Saved entries:
┌──
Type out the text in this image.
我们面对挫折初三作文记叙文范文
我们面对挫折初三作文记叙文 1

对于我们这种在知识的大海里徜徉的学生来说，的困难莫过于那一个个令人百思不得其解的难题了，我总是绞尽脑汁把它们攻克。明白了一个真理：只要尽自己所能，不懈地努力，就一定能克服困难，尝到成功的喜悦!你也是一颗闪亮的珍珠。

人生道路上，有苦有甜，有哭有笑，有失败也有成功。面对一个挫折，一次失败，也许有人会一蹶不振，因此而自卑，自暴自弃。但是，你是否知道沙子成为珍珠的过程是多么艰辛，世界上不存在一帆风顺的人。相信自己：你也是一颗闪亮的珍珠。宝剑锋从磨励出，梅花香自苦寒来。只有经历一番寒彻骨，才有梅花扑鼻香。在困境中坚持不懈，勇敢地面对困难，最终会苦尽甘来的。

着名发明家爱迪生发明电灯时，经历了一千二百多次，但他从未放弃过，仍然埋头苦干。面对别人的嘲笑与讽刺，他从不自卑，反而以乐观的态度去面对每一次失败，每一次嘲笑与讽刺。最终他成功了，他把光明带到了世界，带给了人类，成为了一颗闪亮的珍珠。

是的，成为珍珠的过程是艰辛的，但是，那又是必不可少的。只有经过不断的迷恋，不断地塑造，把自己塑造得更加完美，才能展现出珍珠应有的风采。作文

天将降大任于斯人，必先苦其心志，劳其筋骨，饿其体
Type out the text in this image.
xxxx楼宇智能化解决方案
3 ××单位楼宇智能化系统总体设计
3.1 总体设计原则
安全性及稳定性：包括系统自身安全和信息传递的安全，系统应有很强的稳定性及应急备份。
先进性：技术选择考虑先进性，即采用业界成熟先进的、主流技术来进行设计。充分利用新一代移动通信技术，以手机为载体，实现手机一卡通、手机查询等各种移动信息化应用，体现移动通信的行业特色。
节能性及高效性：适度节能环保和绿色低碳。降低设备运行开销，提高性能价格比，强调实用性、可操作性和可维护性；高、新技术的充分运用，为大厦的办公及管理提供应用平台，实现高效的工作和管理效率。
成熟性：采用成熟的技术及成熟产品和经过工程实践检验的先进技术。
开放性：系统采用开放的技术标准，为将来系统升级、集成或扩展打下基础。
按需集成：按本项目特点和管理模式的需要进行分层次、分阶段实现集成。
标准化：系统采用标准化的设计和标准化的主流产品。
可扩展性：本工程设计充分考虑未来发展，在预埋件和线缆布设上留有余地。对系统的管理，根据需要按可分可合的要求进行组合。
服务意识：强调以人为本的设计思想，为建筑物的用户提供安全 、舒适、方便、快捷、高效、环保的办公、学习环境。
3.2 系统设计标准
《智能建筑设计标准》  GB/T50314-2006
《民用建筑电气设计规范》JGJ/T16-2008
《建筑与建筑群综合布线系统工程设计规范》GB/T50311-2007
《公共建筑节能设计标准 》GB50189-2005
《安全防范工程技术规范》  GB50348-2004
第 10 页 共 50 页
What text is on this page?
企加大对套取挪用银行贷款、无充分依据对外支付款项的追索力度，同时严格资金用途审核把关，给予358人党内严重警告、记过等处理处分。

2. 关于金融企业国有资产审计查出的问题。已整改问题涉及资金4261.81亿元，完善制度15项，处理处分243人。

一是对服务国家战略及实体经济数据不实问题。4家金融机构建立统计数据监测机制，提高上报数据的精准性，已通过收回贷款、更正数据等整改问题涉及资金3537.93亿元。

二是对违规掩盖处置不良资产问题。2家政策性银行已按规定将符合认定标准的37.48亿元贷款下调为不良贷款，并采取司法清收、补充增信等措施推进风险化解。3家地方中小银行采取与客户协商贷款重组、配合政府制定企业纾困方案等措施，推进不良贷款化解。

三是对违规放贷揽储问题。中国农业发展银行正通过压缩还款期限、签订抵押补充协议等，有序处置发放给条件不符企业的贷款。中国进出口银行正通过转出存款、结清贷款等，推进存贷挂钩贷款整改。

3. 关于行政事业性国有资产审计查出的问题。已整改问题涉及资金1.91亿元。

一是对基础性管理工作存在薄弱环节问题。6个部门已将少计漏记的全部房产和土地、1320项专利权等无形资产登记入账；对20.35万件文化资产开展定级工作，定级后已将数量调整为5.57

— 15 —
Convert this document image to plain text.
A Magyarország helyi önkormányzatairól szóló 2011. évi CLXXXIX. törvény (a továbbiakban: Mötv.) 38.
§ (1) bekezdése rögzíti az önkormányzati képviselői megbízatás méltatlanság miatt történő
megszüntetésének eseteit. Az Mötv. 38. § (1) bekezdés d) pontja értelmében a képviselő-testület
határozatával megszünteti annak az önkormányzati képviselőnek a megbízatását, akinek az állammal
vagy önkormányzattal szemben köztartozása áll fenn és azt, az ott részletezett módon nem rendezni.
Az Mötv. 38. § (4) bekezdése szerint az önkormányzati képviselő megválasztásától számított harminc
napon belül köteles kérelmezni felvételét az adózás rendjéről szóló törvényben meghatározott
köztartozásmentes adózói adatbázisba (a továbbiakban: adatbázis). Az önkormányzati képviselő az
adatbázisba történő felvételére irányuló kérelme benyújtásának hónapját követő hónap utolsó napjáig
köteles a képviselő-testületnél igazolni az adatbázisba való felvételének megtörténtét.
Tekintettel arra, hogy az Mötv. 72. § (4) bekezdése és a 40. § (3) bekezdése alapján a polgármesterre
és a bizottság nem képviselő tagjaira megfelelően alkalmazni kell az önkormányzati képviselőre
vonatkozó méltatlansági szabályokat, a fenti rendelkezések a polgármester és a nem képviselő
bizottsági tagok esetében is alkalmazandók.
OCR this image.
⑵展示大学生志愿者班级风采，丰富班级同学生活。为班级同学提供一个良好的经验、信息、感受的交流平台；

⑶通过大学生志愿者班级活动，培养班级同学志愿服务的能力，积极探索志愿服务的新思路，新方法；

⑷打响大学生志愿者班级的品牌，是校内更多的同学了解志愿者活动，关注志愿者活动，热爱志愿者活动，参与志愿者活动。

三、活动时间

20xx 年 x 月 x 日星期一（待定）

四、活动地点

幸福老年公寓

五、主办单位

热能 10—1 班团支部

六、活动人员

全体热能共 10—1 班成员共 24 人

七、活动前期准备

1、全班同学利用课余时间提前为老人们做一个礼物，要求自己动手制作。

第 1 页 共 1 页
└──
→ **Prompt**
All lines in the data that contain the word "你也是一颗闪亮的珍珠" should be copied.

→ **Written solution**
对于我们这种在知识的大海里徜徉的学生来说，的困难莫过于那一个个令人百思不得其解的难题了，我总是绞尽脑汁把它们攻克。明白了一个真理：只要尽自己所能，不懈地努力，就一定能克服困难，尝到成功的喜悦!你也是一颗闪亮的珍珠。
人生道路上，有苦有甜，有哭有笑，有失败也有成功。面对一个挫折，一次失败，也许有人会一蹶不振，因此而自卑，自暴自弃。但是，你是否知道沙子成为珍珠的过程是多么艰辛，世界上不存在一帆风顺的人。相信自己：你也是一颗闪亮的珍珠。宝剑锋从磨励出，梅花香自苦寒来。只有经历一番寒彻骨，才有梅花扑鼻香。在困境中坚持不懈，勇敢地面对困难，最终会苦尽甘来的。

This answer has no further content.